• Set task:
All of the material below is to be restated word for word, apart from the pictures.

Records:
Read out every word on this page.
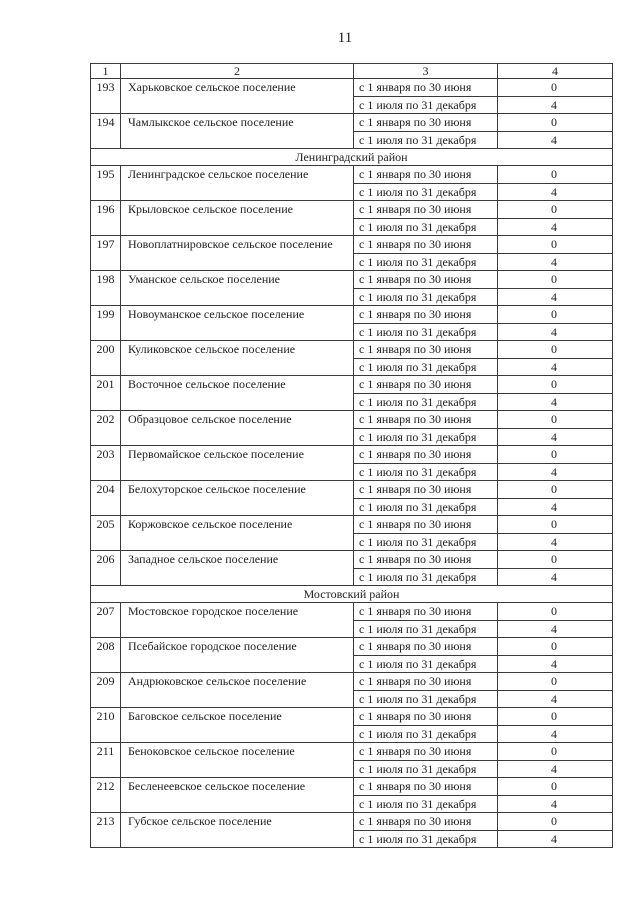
11
1	2	3	4
193	Харьковское сельское поселение	с 1 января по 30 июня	0
		с 1 июля по 31 декабря	4
194	Чамлыкское сельское поселение	с 1 января по 30 июня	0
		с 1 июля по 31 декабря	4
Ленинградский район			
195	Ленинградское сельское поселение	с 1 января по 30 июня	0
		с 1 июля по 31 декабря	4
196	Крыловское сельское поселение	с 1 января по 30 июня	0
		с 1 июля по 31 декабря	4
197	Новоплатнировское сельское поселение	с 1 января по 30 июня	0
		с 1 июля по 31 декабря	4
198	Уманское сельское поселение	с 1 января по 30 июня	0
		с 1 июля по 31 декабря	4
199	Новоуманское сельское поселение	с 1 января по 30 июня	0
		с 1 июля по 31 декабря	4
200	Куликовское сельское поселение	с 1 января по 30 июня	0
		с 1 июля по 31 декабря	4
201	Восточное сельское поселение	с 1 января по 30 июня	0
		с 1 июля по 31 декабря	4
202	Образцовое сельское поселение	с 1 января по 30 июня	0
		с 1 июля по 31 декабря	4
203	Первомайское сельское поселение	с 1 января по 30 июня	0
		с 1 июля по 31 декабря	4
204	Белохуторское сельское поселение	с 1 января по 30 июня	0
		с 1 июля по 31 декабря	4
205	Коржовское сельское поселение	с 1 января по 30 июня	0
		с 1 июля по 31 декабря	4
206	Западное сельское поселение	с 1 января по 30 июня	0
		с 1 июля по 31 декабря	4
Мостовский район			
207	Мостовское городское поселение	с 1 января по 30 июня	0
		с 1 июля по 31 декабря	4
208	Псебайское городское поселение	с 1 января по 30 июня	0
		с 1 июля по 31 декабря	4
209	Андрюковское сельское поселение	с 1 января по 30 июня	0
		с 1 июля по 31 декабря	4
210	Баговское сельское поселение	с 1 января по 30 июня	0
		с 1 июля по 31 декабря	4
211	Беноковское сельское поселение	с 1 января по 30 июня	0
		с 1 июля по 31 декабря	4
212	Бесленеевское сельское поселение	с 1 января по 30 июня	0
		с 1 июля по 31 декабря	4
213	Губское сельское поселение	с 1 января по 30 июня	0
		с 1 июля по 31 декабря	4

• Response to the exercise:
Read out every word on this page.
11
1	2	3	4
193	Харьковское сельское поселение	с 1 января по 30 июня	0
		с 1 июля по 31 декабря	4
194	Чамлыкское сельское поселение	с 1 января по 30 июня	0
		с 1 июля по 31 декабря	4
Ленинградский район			
195	Ленинградское сельское поселение	с 1 января по 30 июня	0
		с 1 июля по 31 декабря	4
196	Крыловское сельское поселение	с 1 января по 30 июня	0
		с 1 июля по 31 декабря	4
197	Новоплатнировское сельское поселение	с 1 января по 30 июня	0
		с 1 июля по 31 декабря	4
198	Уманское сельское поселение	с 1 января по 30 июня	0
		с 1 июля по 31 декабря	4
199	Новоуманское сельское поселение	с 1 января по 30 июня	0
		с 1 июля по 31 декабря	4
200	Куликовское сельское поселение	с 1 января по 30 июня	0
		с 1 июля по 31 декабря	4
201	Восточное сельское поселение	с 1 января по 30 июня	0
		с 1 июля по 31 декабря	4
202	Образцовое сельское поселение	с 1 января по 30 июня	0
		с 1 июля по 31 декабря	4
203	Первомайское сельское поселение	с 1 января по 30 июня	0
		с 1 июля по 31 декабря	4
204	Белохуторское сельское поселение	с 1 января по 30 июня	0
		с 1 июля по 31 декабря	4
205	Коржовское сельское поселение	с 1 января по 30 июня	0
		с 1 июля по 31 декабря	4
206	Западное сельское поселение	с 1 января по 30 июня	0
		с 1 июля по 31 декабря	4
Мостовский район			
207	Мостовское городское поселение	с 1 января по 30 июня	0
		с 1 июля по 31 декабря	4
208	Псебайское городское поселение	с 1 января по 30 июня	0
		с 1 июля по 31 декабря	4
209	Андрюковское сельское поселение	с 1 января по 30 июня	0
		с 1 июля по 31 декабря	4
210	Баговское сельское поселение	с 1 января по 30 июня	0
		с 1 июля по 31 декабря	4
211	Беноковское сельское поселение	с 1 января по 30 июня	0
		с 1 июля по 31 декабря	4
212	Бесленеевское сельское поселение	с 1 января по 30 июня	0
		с 1 июля по 31 декабря	4
213	Губское сельское поселение	с 1 января по 30 июня	0
		с 1 июля по 31 декабря	4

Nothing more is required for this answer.